-- Recorded data --
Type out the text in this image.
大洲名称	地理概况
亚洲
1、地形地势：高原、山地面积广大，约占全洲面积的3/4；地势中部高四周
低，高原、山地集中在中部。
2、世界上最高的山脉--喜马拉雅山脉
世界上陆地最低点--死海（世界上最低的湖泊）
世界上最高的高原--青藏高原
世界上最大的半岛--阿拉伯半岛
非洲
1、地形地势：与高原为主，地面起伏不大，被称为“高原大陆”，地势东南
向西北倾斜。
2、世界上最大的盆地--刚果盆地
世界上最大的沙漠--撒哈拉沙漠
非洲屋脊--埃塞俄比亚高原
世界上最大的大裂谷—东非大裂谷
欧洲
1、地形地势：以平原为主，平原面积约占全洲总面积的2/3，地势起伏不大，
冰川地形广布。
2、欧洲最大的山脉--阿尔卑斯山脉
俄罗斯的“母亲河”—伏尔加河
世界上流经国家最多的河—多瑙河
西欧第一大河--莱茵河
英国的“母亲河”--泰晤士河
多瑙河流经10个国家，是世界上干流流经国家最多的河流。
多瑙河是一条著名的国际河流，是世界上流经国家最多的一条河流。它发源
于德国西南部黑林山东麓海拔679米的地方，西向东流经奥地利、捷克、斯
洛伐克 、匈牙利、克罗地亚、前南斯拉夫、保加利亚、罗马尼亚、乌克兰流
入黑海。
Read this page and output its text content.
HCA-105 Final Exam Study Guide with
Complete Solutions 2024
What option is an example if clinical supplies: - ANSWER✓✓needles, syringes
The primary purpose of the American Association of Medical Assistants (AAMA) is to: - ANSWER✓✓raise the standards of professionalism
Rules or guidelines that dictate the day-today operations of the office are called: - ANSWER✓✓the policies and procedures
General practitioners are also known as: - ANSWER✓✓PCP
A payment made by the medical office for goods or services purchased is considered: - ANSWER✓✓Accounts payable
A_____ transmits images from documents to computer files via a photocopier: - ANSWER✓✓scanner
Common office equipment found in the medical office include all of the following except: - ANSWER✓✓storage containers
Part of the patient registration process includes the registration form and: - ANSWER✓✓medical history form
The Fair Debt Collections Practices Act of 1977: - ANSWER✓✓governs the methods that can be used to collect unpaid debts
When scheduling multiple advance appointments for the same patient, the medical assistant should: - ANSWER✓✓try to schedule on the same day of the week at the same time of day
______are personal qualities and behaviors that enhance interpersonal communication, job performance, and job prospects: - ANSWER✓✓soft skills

-- Problem statement --
Output every line above without altering anything.

-- Problem solution --
Type out the text in this image.
大洲名称	地理概况
亚洲
1、地形地势：高原、山地面积广大，约占全洲面积的3/4；地势中部高四周
低，高原、山地集中在中部。
2、世界上最高的山脉--喜马拉雅山脉
世界上陆地最低点--死海（世界上最低的湖泊）
世界上最高的高原--青藏高原
世界上最大的半岛--阿拉伯半岛
非洲
1、地形地势：与高原为主，地面起伏不大，被称为“高原大陆”，地势东南
向西北倾斜。
2、世界上最大的盆地--刚果盆地
世界上最大的沙漠--撒哈拉沙漠
非洲屋脊--埃塞俄比亚高原
世界上最大的大裂谷—东非大裂谷
欧洲
1、地形地势：以平原为主，平原面积约占全洲总面积的2/3，地势起伏不大，
冰川地形广布。
2、欧洲最大的山脉--阿尔卑斯山脉
俄罗斯的“母亲河”—伏尔加河
世界上流经国家最多的河—多瑙河
西欧第一大河--莱茵河
英国的“母亲河”--泰晤士河
多瑙河流经10个国家，是世界上干流流经国家最多的河流。
多瑙河是一条著名的国际河流，是世界上流经国家最多的一条河流。它发源
于德国西南部黑林山东麓海拔679米的地方，西向东流经奥地利、捷克、斯
洛伐克 、匈牙利、克罗地亚、前南斯拉夫、保加利亚、罗马尼亚、乌克兰流
入黑海。
Read this page and output its text content.
HCA-105 Final Exam Study Guide with
Complete Solutions 2024
What option is an example if clinical supplies: - ANSWER✓✓needles, syringes
The primary purpose of the American Association of Medical Assistants (AAMA) is to: - ANSWER✓✓raise the standards of professionalism
Rules or guidelines that dictate the day-today operations of the office are called: - ANSWER✓✓the policies and procedures
General practitioners are also known as: - ANSWER✓✓PCP
A payment made by the medical office for goods or services purchased is considered: - ANSWER✓✓Accounts payable
A_____ transmits images from documents to computer files via a photocopier: - ANSWER✓✓scanner
Common office equipment found in the medical office include all of the following except: - ANSWER✓✓storage containers
Part of the patient registration process includes the registration form and: - ANSWER✓✓medical history form
The Fair Debt Collections Practices Act of 1977: - ANSWER✓✓governs the methods that can be used to collect unpaid debts
When scheduling multiple advance appointments for the same patient, the medical assistant should: - ANSWER✓✓try to schedule on the same day of the week at the same time of day
______are personal qualities and behaviors that enhance interpersonal communication, job performance, and job prospects: - ANSWER✓✓soft skills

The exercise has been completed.